═════ Extracted information

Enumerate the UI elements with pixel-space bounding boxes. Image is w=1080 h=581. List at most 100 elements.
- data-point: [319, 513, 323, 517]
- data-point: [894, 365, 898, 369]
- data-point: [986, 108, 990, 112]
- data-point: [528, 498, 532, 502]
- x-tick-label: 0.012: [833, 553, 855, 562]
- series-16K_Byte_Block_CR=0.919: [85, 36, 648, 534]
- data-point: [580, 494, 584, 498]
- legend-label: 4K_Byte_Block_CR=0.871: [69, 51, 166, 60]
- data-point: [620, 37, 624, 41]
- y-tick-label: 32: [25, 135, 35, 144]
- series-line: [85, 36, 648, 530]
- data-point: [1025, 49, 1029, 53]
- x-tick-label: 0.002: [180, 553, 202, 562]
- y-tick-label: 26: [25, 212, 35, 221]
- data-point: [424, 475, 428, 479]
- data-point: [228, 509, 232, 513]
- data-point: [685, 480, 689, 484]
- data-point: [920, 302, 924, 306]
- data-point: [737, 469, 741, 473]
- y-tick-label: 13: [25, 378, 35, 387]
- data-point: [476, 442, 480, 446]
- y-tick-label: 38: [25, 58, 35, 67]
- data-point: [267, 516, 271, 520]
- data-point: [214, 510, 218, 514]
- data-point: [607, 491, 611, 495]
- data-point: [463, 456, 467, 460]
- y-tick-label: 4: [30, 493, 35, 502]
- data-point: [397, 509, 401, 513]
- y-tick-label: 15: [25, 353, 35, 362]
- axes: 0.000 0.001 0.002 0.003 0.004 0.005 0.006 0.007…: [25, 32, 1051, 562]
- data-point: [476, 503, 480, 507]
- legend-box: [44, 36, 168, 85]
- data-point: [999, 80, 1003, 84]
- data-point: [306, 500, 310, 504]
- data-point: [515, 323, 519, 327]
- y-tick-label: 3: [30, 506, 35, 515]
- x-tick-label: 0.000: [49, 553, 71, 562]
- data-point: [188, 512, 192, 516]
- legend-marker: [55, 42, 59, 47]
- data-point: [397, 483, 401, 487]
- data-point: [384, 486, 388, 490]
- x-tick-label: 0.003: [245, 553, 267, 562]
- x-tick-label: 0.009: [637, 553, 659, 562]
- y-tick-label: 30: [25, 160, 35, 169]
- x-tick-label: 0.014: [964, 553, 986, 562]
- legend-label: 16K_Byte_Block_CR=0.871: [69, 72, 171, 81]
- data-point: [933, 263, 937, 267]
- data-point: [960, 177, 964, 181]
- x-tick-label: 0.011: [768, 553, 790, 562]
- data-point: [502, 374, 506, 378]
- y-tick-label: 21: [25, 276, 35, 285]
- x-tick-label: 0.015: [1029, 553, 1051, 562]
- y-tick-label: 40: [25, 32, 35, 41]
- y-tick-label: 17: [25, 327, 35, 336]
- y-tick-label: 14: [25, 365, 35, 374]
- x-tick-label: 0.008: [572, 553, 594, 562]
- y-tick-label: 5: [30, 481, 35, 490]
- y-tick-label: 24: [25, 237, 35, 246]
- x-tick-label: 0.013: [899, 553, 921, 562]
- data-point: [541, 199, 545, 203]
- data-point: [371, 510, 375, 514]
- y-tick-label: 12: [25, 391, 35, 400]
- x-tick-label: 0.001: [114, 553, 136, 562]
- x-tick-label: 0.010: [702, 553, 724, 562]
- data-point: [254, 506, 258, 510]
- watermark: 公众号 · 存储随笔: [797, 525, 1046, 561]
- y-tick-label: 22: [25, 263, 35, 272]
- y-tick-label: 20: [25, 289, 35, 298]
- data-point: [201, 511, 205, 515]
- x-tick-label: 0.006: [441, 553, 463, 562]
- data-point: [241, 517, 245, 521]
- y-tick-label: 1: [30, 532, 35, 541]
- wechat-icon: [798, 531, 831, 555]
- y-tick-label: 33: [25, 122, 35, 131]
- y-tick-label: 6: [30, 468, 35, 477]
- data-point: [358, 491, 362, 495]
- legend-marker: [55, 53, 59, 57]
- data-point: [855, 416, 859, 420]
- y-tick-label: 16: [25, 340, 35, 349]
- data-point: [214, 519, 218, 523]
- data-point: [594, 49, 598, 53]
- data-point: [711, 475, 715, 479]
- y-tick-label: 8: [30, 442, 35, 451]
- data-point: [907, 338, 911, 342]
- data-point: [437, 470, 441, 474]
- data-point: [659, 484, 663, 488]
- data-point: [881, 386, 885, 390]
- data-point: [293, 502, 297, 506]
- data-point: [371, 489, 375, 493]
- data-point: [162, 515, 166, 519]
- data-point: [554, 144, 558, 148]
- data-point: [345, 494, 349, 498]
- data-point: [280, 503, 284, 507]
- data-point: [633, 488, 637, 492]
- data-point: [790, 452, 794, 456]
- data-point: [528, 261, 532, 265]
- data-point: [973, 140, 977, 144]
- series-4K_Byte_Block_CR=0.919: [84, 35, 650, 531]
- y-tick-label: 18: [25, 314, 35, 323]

══════════

_Given problem_
Rewrite the data with every instance of "data-point" changed to "plot-point" and everything else left as it is.

_Exercise solution_
Enumerate the UI elements with pixel-space bounding boxes. Image is w=1080 h=581. List at most 100 elements.
- plot-point: [319, 513, 323, 517]
- plot-point: [894, 365, 898, 369]
- plot-point: [986, 108, 990, 112]
- plot-point: [528, 498, 532, 502]
- x-tick-label: 0.012: [833, 553, 855, 562]
- series-16K_Byte_Block_CR=0.919: [85, 36, 648, 534]
- plot-point: [580, 494, 584, 498]
- legend-label: 4K_Byte_Block_CR=0.871: [69, 51, 166, 60]
- plot-point: [620, 37, 624, 41]
- y-tick-label: 32: [25, 135, 35, 144]
- series-line: [85, 36, 648, 530]
- plot-point: [1025, 49, 1029, 53]
- x-tick-label: 0.002: [180, 553, 202, 562]
- y-tick-label: 26: [25, 212, 35, 221]
- plot-point: [424, 475, 428, 479]
- plot-point: [228, 509, 232, 513]
- plot-point: [685, 480, 689, 484]
- plot-point: [920, 302, 924, 306]
- plot-point: [737, 469, 741, 473]
- y-tick-label: 13: [25, 378, 35, 387]
- plot-point: [476, 442, 480, 446]
- y-tick-label: 38: [25, 58, 35, 67]
- plot-point: [267, 516, 271, 520]
- plot-point: [214, 510, 218, 514]
- plot-point: [607, 491, 611, 495]
- plot-point: [463, 456, 467, 460]
- y-tick-label: 4: [30, 493, 35, 502]
- plot-point: [397, 509, 401, 513]
- y-tick-label: 15: [25, 353, 35, 362]
- axes: 0.000 0.001 0.002 0.003 0.004 0.005 0.006 0.007…: [25, 32, 1051, 562]
- plot-point: [476, 503, 480, 507]
- legend-box: [44, 36, 168, 85]
- plot-point: [999, 80, 1003, 84]
- plot-point: [306, 500, 310, 504]
- plot-point: [515, 323, 519, 327]
- y-tick-label: 3: [30, 506, 35, 515]
- x-tick-label: 0.000: [49, 553, 71, 562]
- plot-point: [188, 512, 192, 516]
- legend-marker: [55, 42, 59, 47]
- plot-point: [397, 483, 401, 487]
- plot-point: [384, 486, 388, 490]
- x-tick-label: 0.003: [245, 553, 267, 562]
- x-tick-label: 0.009: [637, 553, 659, 562]
- y-tick-label: 30: [25, 160, 35, 169]
- x-tick-label: 0.014: [964, 553, 986, 562]
- legend-label: 16K_Byte_Block_CR=0.871: [69, 72, 171, 81]
- plot-point: [933, 263, 937, 267]
- plot-point: [960, 177, 964, 181]
- x-tick-label: 0.011: [768, 553, 790, 562]
- plot-point: [502, 374, 506, 378]
- y-tick-label: 21: [25, 276, 35, 285]
- x-tick-label: 0.015: [1029, 553, 1051, 562]
- y-tick-label: 40: [25, 32, 35, 41]
- y-tick-label: 17: [25, 327, 35, 336]
- y-tick-label: 14: [25, 365, 35, 374]
- x-tick-label: 0.008: [572, 553, 594, 562]
- y-tick-label: 5: [30, 481, 35, 490]
- y-tick-label: 24: [25, 237, 35, 246]
- x-tick-label: 0.013: [899, 553, 921, 562]
- plot-point: [541, 199, 545, 203]
- plot-point: [371, 510, 375, 514]
- y-tick-label: 12: [25, 391, 35, 400]
- x-tick-label: 0.001: [114, 553, 136, 562]
- x-tick-label: 0.010: [702, 553, 724, 562]
- plot-point: [254, 506, 258, 510]
- watermark: 公众号 · 存储随笔: [797, 525, 1046, 561]
- y-tick-label: 22: [25, 263, 35, 272]
- y-tick-label: 20: [25, 289, 35, 298]
- plot-point: [201, 511, 205, 515]
- x-tick-label: 0.006: [441, 553, 463, 562]
- plot-point: [241, 517, 245, 521]
- y-tick-label: 1: [30, 532, 35, 541]
- wechat-icon: [798, 531, 831, 555]
- y-tick-label: 33: [25, 122, 35, 131]
- y-tick-label: 6: [30, 468, 35, 477]
- plot-point: [358, 491, 362, 495]
- legend-marker: [55, 53, 59, 57]
- plot-point: [855, 416, 859, 420]
- y-tick-label: 16: [25, 340, 35, 349]
- plot-point: [214, 519, 218, 523]
- plot-point: [594, 49, 598, 53]
- plot-point: [711, 475, 715, 479]
- y-tick-label: 8: [30, 442, 35, 451]
- plot-point: [907, 338, 911, 342]
- plot-point: [437, 470, 441, 474]
- plot-point: [659, 484, 663, 488]
- plot-point: [881, 386, 885, 390]
- plot-point: [293, 502, 297, 506]
- plot-point: [371, 489, 375, 493]
- plot-point: [162, 515, 166, 519]
- plot-point: [554, 144, 558, 148]
- plot-point: [345, 494, 349, 498]
- plot-point: [280, 503, 284, 507]
- plot-point: [633, 488, 637, 492]
- plot-point: [790, 452, 794, 456]
- plot-point: [528, 261, 532, 265]
- plot-point: [973, 140, 977, 144]
- series-4K_Byte_Block_CR=0.919: [84, 35, 650, 531]
- y-tick-label: 18: [25, 314, 35, 323]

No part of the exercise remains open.